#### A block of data

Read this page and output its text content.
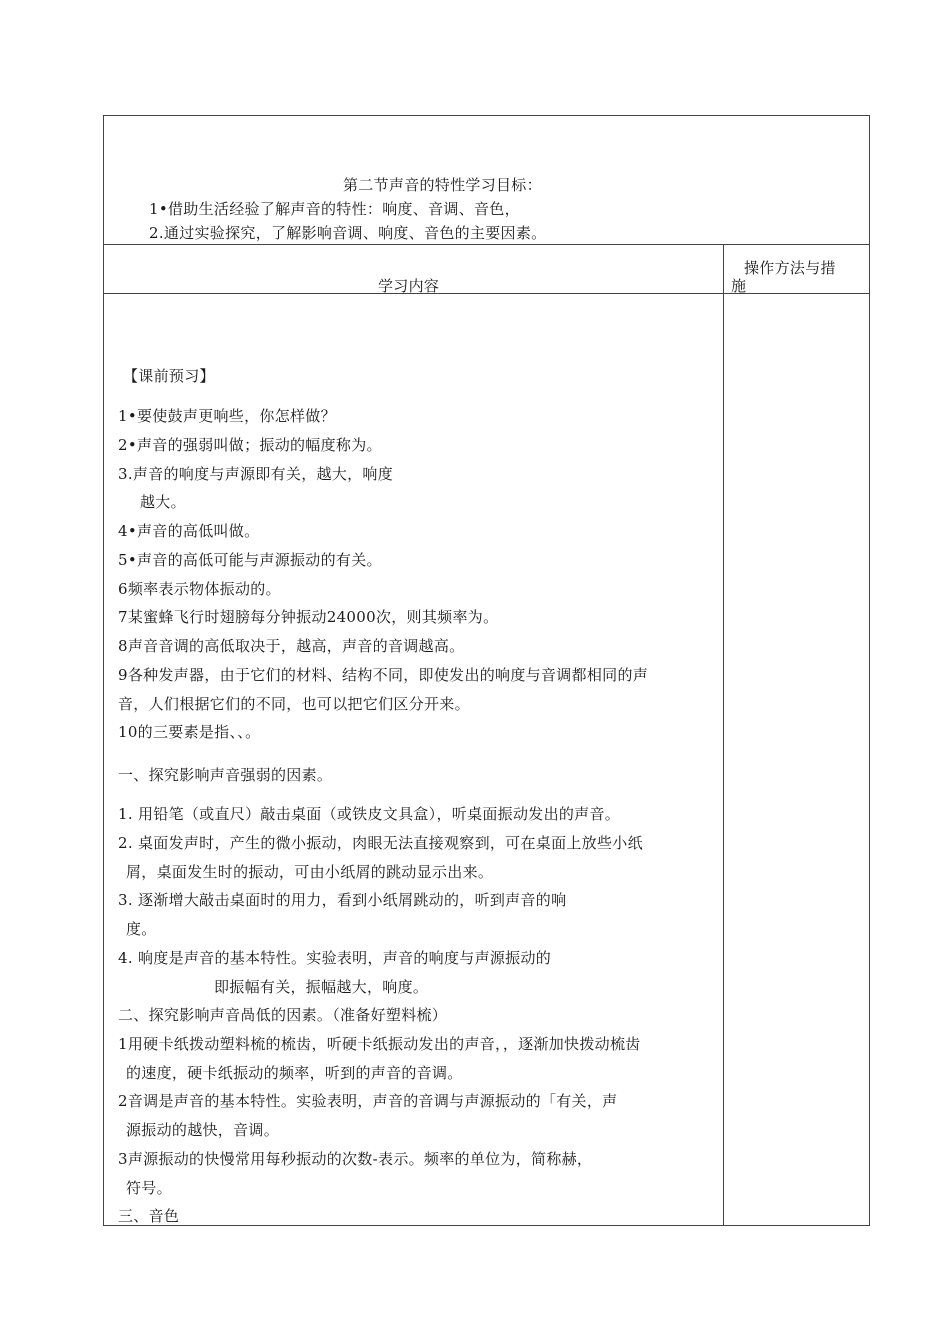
第二节声音的特性学习目标：
1•借助生活经验了解声音的特性：响度、音调、音色，
2.通过实验探究，了解影响音调、响度、音色的主要因素。
学习内容
操作方法与措
施
【课前预习】
1•要使鼓声更响些，你怎样做？
2•声音的强弱叫做；振动的幅度称为。
3.声音的响度与声源即有关，越大，响度
越大。
4•声音的高低叫做。
5•声音的高低可能与声源振动的有关。
6频率表示物体振动的。
7某蜜蜂飞行时翅膀每分钟振动24000次，则其频率为。
8声音音调的高低取决于，越高，声音的音调越高。
9各种发声器，由于它们的材料、结构不同，即使发出的响度与音调都相同的声
音，人们根据它们的不同，也可以把它们区分开来。
10的三要素是指、、。
一、探究影响声音强弱的因素。
1. 用铅笔（或直尺）敲击桌面（或铁皮文具盒），听桌面振动发出的声音。
2. 桌面发声时，产生的微小振动，肉眼无法直接观察到，可在桌面上放些小纸
屑，桌面发生时的振动，可由小纸屑的跳动显示出来。
3. 逐渐增大敲击桌面时的用力，看到小纸屑跳动的，听到声音的响
度。
4. 响度是声音的基本特性。实验表明，声音的响度与声源振动的
即振幅有关，振幅越大，响度。
二、探究影响声音咼低的因素。（准备好塑料梳）
1用硬卡纸拨动塑料梳的梳齿，听硬卡纸振动发出的声音，，逐渐加快拨动梳齿
的速度，硬卡纸振动的频率，听到的声音的音调。
2音调是声音的基本特性。实验表明，声音的音调与声源振动的「有关，声
源振动的越快，音调。
3声源振动的快慢常用每秒振动的次数-表示。频率的单位为，简称赫，
符号。
三、音色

#### TASK
Say how many lines hold the word "实验表明", giving the number and nothing else.

#### THE OUTPUT
2